▶ _Exercise data_:
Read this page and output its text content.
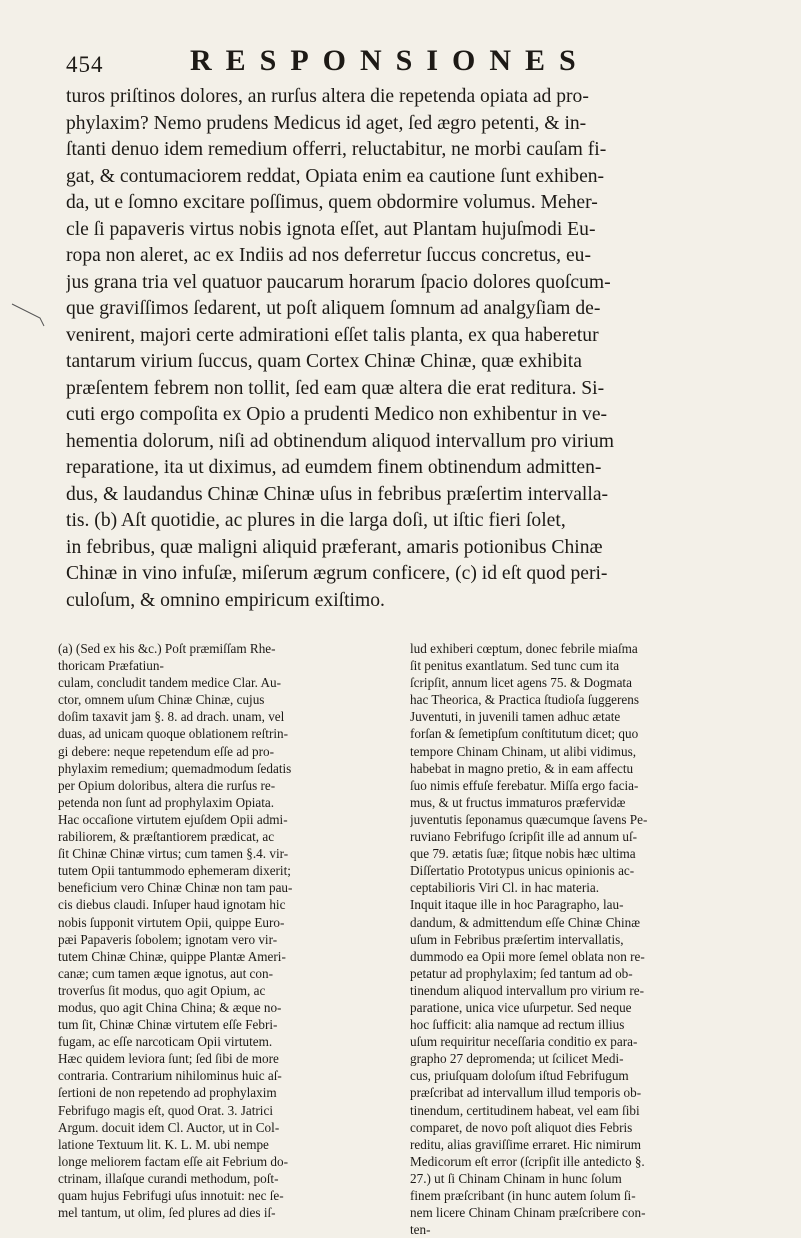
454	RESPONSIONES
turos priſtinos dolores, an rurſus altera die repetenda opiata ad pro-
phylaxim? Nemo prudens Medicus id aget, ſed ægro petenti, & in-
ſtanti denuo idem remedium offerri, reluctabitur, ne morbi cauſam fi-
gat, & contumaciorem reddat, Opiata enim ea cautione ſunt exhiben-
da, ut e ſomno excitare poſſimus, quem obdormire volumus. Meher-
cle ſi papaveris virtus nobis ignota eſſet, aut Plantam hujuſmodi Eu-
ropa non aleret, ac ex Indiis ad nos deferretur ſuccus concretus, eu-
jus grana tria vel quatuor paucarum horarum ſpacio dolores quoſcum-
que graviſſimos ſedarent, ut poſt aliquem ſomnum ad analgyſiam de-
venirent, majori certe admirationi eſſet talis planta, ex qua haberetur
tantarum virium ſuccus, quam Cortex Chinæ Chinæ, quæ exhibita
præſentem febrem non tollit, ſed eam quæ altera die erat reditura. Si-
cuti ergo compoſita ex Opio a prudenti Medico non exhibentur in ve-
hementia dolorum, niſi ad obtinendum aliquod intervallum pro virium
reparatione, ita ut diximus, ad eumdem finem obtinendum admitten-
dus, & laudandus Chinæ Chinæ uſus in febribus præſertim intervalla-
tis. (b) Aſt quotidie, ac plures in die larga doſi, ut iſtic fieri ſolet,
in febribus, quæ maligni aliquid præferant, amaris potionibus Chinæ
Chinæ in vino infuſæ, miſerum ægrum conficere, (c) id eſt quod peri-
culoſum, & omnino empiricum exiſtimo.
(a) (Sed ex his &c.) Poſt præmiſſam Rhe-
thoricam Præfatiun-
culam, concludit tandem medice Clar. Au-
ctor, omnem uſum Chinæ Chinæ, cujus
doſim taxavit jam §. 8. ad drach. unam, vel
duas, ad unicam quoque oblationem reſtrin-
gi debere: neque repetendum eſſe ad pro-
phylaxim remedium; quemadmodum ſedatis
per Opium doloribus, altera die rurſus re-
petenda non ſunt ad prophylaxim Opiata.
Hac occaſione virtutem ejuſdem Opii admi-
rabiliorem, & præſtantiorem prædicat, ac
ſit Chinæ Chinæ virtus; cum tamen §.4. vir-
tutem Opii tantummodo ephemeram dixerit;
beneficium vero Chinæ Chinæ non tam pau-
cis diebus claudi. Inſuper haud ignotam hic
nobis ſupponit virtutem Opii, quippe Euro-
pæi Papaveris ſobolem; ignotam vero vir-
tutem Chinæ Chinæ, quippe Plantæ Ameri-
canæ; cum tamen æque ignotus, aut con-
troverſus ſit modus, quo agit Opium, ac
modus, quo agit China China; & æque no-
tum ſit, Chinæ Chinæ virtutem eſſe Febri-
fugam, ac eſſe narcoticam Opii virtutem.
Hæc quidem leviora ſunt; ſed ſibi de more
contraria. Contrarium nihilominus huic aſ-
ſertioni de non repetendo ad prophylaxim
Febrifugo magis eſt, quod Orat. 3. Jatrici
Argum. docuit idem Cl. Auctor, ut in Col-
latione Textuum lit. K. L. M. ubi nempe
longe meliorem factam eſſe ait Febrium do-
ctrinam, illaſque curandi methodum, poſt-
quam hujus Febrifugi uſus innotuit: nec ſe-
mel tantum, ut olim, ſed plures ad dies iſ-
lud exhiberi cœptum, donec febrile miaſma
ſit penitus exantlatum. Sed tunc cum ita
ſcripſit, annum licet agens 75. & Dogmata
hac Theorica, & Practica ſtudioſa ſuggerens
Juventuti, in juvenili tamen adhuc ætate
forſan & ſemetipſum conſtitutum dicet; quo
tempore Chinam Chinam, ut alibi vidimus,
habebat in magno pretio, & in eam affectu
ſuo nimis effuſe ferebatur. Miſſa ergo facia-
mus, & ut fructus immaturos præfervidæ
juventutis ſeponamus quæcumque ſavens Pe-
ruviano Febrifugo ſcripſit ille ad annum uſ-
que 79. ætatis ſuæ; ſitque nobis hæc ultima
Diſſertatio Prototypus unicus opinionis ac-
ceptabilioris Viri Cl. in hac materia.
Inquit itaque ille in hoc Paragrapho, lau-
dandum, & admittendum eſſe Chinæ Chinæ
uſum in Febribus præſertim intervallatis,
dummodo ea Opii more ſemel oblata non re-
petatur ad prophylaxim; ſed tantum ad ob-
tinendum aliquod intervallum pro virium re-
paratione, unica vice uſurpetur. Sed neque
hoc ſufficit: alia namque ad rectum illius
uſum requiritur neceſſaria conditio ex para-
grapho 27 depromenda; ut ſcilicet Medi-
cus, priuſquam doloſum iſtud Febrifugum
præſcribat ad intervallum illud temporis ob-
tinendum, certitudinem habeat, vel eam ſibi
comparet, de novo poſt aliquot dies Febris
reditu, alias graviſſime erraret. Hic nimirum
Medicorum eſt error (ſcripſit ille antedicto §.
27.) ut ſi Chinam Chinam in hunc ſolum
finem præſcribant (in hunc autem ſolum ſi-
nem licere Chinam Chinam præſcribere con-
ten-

---

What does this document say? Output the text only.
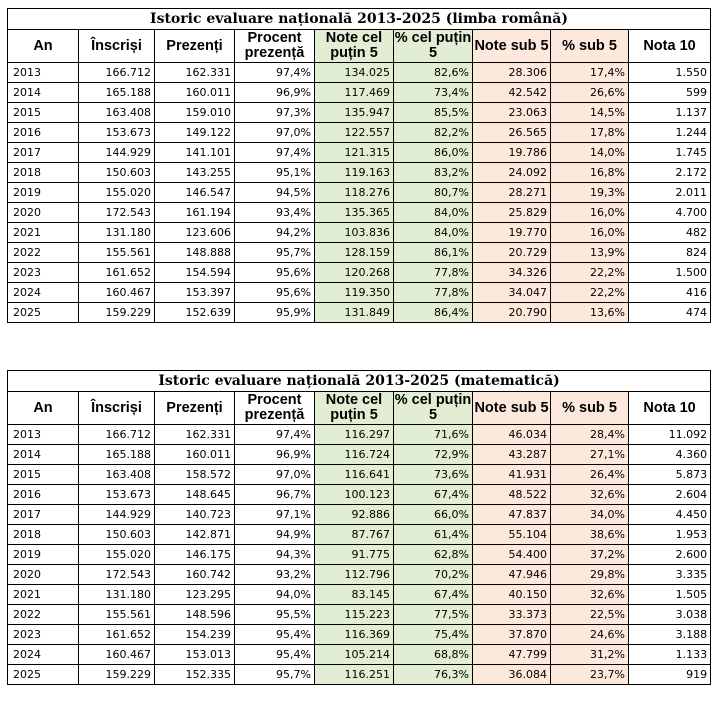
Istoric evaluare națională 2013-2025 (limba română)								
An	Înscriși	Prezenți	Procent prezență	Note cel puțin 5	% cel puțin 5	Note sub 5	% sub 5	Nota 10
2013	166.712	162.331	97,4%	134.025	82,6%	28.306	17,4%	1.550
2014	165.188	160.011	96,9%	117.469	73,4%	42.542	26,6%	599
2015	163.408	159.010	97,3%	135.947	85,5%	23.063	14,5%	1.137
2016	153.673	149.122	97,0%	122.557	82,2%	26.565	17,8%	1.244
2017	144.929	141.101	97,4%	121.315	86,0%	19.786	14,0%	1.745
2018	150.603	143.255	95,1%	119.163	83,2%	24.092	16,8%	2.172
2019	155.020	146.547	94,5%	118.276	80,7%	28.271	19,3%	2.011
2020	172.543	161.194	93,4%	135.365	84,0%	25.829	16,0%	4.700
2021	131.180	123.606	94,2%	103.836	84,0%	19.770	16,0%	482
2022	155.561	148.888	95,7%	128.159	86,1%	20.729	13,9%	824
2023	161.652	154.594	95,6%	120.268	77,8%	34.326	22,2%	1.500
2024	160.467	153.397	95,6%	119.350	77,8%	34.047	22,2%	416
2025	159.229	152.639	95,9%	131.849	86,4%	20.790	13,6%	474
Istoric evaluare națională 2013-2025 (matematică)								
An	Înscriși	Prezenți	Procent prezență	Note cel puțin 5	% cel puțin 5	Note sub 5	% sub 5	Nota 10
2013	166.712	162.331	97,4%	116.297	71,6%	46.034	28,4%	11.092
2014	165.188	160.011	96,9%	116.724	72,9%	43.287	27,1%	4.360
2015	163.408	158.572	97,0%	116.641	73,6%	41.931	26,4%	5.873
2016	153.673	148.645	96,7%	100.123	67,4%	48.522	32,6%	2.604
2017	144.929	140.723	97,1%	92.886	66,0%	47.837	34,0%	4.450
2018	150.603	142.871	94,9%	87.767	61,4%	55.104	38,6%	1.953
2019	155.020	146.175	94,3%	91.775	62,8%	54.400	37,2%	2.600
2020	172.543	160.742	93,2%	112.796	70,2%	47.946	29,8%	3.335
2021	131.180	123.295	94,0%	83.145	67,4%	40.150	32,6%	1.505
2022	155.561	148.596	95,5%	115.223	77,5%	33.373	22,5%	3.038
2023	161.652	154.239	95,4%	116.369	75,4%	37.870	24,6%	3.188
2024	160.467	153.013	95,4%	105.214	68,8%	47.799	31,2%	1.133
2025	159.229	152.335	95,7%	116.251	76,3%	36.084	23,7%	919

▶ _What is asked_: Copy all lines from the material that contain "neque".

▶ _Output of the exercise_:
gi debere: neque repetendum eſſe ad pro-
paratione, unica vice uſurpetur. Sed neque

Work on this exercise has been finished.